## [EXERCISE DETAILS]
Reproduce the listing verbatim.

(Dataset entries)
════

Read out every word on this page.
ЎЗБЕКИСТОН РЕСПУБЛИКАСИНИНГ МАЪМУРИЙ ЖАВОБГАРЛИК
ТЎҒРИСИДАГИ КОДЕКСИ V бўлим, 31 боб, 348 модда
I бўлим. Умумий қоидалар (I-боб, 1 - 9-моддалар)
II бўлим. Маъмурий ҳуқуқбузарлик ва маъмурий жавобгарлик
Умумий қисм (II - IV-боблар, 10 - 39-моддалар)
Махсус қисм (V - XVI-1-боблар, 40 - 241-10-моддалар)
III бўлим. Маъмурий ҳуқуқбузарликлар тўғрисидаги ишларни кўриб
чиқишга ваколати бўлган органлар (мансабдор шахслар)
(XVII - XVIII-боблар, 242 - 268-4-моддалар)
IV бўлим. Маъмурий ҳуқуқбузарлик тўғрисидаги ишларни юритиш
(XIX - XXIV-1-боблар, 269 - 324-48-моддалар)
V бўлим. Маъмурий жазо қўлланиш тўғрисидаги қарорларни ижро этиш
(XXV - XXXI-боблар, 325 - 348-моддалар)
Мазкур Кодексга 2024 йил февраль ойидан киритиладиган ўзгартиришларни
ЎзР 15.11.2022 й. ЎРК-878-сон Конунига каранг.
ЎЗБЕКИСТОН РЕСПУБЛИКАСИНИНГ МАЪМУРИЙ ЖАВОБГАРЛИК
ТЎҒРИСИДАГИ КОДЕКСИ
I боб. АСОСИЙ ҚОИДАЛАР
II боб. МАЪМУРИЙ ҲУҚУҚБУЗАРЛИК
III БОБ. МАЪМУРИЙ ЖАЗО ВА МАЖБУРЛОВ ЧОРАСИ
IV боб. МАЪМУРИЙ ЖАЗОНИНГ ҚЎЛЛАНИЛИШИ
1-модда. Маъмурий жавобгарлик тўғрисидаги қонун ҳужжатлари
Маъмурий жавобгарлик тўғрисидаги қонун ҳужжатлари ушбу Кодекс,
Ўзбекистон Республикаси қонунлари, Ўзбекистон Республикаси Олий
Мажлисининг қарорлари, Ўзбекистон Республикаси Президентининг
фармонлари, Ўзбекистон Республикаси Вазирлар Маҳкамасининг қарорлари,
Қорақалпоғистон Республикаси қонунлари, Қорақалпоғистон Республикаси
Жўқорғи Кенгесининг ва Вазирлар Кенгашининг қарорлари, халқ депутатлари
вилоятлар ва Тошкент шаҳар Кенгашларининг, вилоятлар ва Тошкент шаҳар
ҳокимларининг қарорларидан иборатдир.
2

════

## [RESPONSE TO THE TASK]
Read out every word on this page.
ЎЗБЕКИСТОН РЕСПУБЛИКАСИНИНГ МАЪМУРИЙ ЖАВОБГАРЛИК
ТЎҒРИСИДАГИ КОДЕКСИ V бўлим, 31 боб, 348 модда
I бўлим. Умумий қоидалар (I-боб, 1 - 9-моддалар)
II бўлим. Маъмурий ҳуқуқбузарлик ва маъмурий жавобгарлик
Умумий қисм (II - IV-боблар, 10 - 39-моддалар)
Махсус қисм (V - XVI-1-боблар, 40 - 241-10-моддалар)
III бўлим. Маъмурий ҳуқуқбузарликлар тўғрисидаги ишларни кўриб
чиқишга ваколати бўлган органлар (мансабдор шахслар)
(XVII - XVIII-боблар, 242 - 268-4-моддалар)
IV бўлим. Маъмурий ҳуқуқбузарлик тўғрисидаги ишларни юритиш
(XIX - XXIV-1-боблар, 269 - 324-48-моддалар)
V бўлим. Маъмурий жазо қўлланиш тўғрисидаги қарорларни ижро этиш
(XXV - XXXI-боблар, 325 - 348-моддалар)
Мазкур Кодексга 2024 йил февраль ойидан киритиладиган ўзгартиришларни
ЎзР 15.11.2022 й. ЎРК-878-сон Конунига каранг.
ЎЗБЕКИСТОН РЕСПУБЛИКАСИНИНГ МАЪМУРИЙ ЖАВОБГАРЛИК
ТЎҒРИСИДАГИ КОДЕКСИ
I боб. АСОСИЙ ҚОИДАЛАР
II боб. МАЪМУРИЙ ҲУҚУҚБУЗАРЛИК
III БОБ. МАЪМУРИЙ ЖАЗО ВА МАЖБУРЛОВ ЧОРАСИ
IV боб. МАЪМУРИЙ ЖАЗОНИНГ ҚЎЛЛАНИЛИШИ
1-модда. Маъмурий жавобгарлик тўғрисидаги қонун ҳужжатлари
Маъмурий жавобгарлик тўғрисидаги қонун ҳужжатлари ушбу Кодекс,
Ўзбекистон Республикаси қонунлари, Ўзбекистон Республикаси Олий
Мажлисининг қарорлари, Ўзбекистон Республикаси Президентининг
фармонлари, Ўзбекистон Республикаси Вазирлар Маҳкамасининг қарорлари,
Қорақалпоғистон Республикаси қонунлари, Қорақалпоғистон Республикаси
Жўқорғи Кенгесининг ва Вазирлар Кенгашининг қарорлари, халқ депутатлари
вилоятлар ва Тошкент шаҳар Кенгашларининг, вилоятлар ва Тошкент шаҳар
ҳокимларининг қарорларидан иборатдир.
2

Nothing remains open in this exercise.